>>>>>

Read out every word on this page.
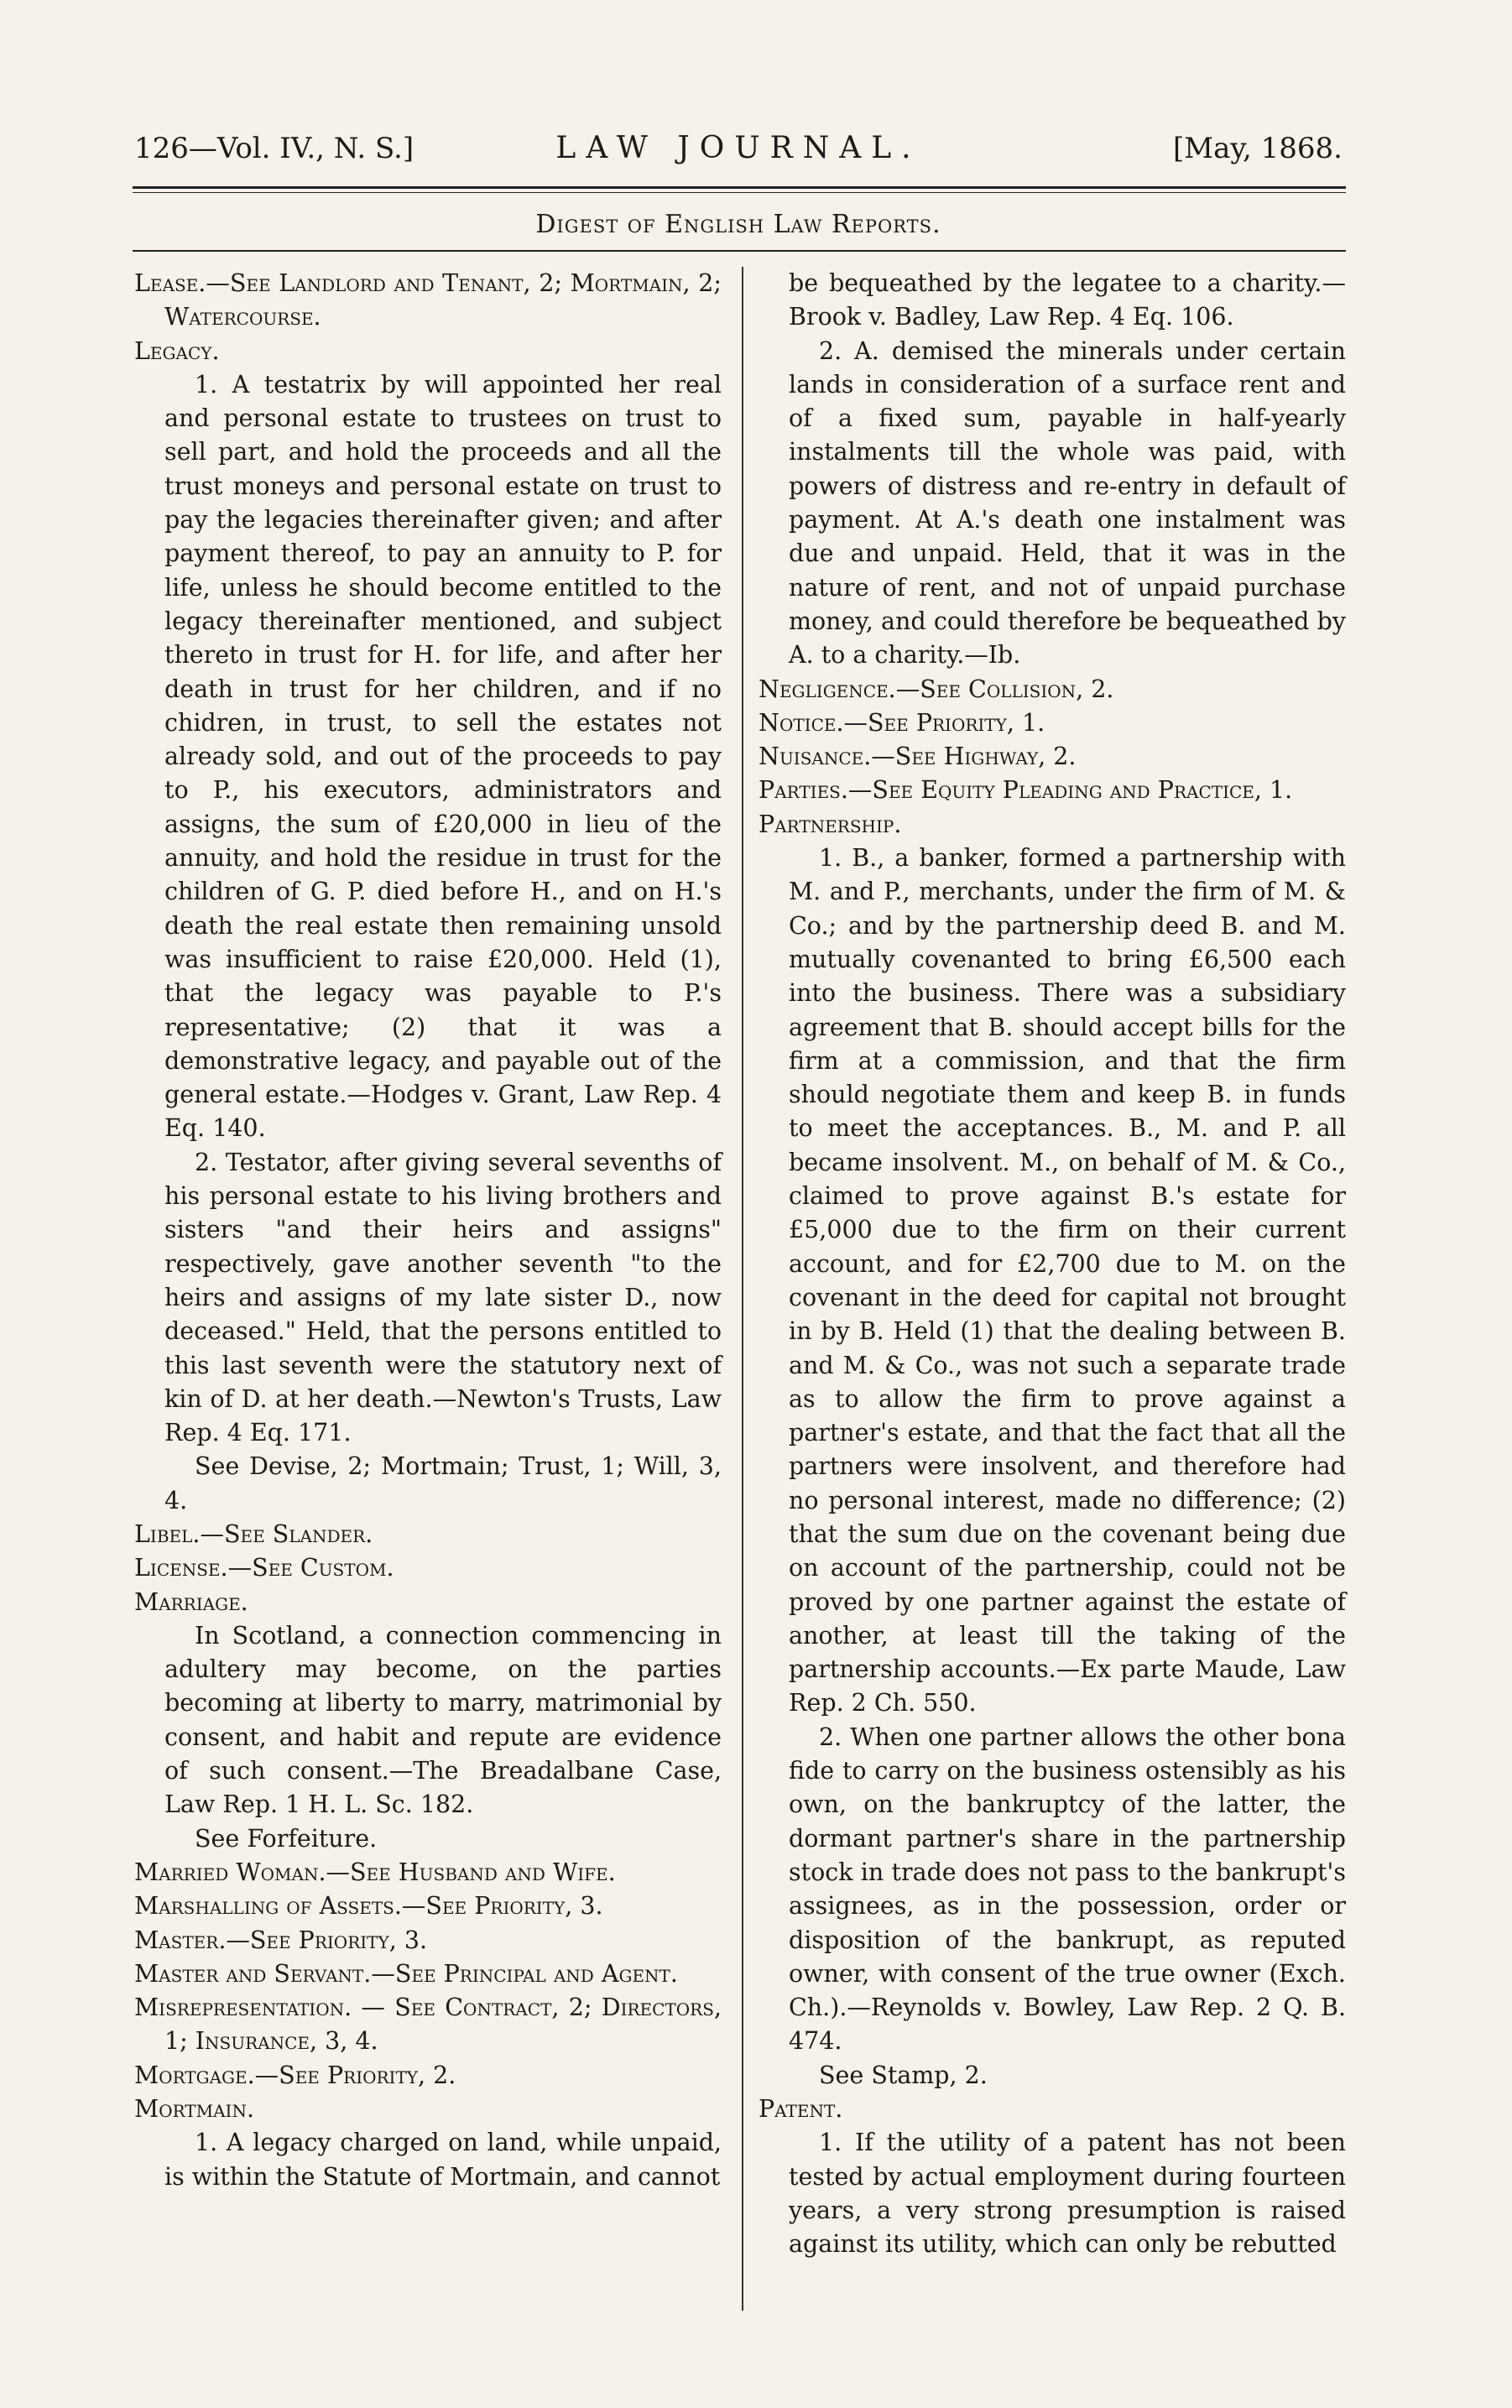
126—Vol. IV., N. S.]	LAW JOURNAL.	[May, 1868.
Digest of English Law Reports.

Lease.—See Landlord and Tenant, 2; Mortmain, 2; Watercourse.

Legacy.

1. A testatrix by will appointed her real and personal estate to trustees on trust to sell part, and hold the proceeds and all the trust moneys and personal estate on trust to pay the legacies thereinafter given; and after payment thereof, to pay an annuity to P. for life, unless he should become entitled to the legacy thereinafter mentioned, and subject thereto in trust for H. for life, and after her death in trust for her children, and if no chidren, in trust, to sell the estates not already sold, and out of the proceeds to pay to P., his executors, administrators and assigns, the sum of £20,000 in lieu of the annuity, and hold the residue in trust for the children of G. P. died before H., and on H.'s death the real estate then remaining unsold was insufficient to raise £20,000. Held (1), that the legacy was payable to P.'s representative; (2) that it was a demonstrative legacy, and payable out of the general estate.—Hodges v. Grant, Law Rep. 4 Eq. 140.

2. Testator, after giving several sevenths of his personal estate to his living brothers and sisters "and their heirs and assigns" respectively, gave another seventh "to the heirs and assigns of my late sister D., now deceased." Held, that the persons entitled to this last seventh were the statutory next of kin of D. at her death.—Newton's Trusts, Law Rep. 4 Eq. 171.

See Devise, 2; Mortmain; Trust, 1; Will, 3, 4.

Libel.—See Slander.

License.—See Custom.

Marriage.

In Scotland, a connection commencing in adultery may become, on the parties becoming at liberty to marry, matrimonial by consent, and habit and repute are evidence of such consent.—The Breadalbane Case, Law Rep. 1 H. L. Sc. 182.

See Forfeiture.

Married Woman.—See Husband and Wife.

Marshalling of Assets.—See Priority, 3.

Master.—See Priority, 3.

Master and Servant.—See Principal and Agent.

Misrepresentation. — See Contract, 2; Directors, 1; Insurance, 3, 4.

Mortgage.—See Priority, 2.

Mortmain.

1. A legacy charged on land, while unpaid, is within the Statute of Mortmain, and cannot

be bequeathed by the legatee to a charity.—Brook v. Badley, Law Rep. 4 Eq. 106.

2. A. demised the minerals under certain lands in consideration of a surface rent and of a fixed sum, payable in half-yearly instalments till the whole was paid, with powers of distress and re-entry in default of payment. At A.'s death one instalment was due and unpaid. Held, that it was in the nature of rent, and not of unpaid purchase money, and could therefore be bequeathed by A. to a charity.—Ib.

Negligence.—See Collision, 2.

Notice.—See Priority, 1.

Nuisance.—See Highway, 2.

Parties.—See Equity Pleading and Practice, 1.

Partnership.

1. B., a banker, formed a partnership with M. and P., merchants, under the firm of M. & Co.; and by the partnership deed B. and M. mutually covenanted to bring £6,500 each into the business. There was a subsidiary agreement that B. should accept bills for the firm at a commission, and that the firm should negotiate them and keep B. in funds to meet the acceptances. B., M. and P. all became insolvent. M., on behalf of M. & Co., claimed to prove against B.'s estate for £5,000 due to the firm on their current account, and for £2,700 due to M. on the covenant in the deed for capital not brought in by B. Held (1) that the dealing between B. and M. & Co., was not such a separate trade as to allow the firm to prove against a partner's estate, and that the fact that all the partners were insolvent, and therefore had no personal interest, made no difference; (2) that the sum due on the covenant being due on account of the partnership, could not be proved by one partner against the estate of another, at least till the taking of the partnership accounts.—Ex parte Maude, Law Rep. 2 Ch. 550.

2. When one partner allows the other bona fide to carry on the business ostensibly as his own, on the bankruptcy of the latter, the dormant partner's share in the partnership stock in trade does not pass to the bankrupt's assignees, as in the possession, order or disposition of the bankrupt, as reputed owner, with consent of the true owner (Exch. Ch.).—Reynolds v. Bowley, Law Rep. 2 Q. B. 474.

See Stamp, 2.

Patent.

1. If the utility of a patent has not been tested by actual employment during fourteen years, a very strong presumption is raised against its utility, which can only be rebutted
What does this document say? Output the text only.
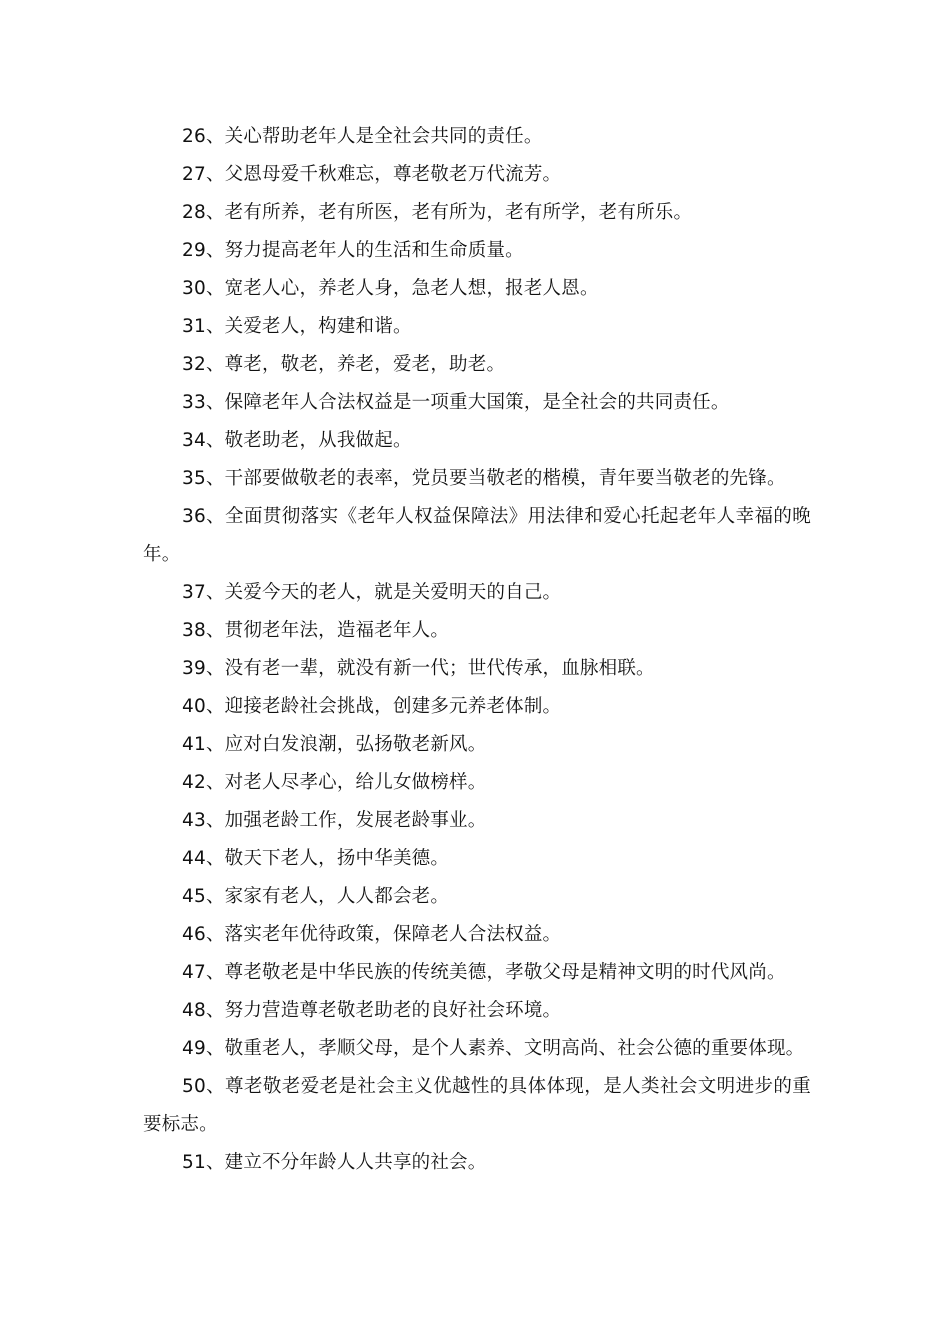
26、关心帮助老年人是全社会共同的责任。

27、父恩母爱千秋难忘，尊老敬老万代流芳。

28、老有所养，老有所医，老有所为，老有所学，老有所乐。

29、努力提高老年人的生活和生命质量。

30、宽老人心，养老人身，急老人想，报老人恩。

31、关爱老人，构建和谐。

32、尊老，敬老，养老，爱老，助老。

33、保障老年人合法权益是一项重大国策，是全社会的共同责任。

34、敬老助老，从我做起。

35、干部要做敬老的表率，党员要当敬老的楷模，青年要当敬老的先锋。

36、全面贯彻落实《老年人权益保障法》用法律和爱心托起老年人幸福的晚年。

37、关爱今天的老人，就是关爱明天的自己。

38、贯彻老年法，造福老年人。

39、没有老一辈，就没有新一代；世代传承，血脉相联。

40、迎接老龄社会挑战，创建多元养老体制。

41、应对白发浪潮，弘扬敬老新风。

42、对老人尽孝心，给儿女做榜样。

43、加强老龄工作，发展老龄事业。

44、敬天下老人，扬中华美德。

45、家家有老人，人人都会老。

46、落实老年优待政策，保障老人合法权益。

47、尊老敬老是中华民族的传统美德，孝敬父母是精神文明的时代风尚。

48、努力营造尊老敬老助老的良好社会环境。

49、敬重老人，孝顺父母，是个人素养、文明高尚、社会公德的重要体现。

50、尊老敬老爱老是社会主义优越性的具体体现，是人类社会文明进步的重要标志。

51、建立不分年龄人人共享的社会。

<<<<<

What the task asks: Go through the records and gather the lines that hold "Mortmain".

Answer to this task:
Lease.—See Landlord and Tenant, 2; Mortmain, 2; Watercourse.
See Devise, 2; Mortmain; Trust, 1; Will, 3, 4.
Mortmain.
1. A legacy charged on land, while unpaid, is within the Statute of Mortmain, and cannot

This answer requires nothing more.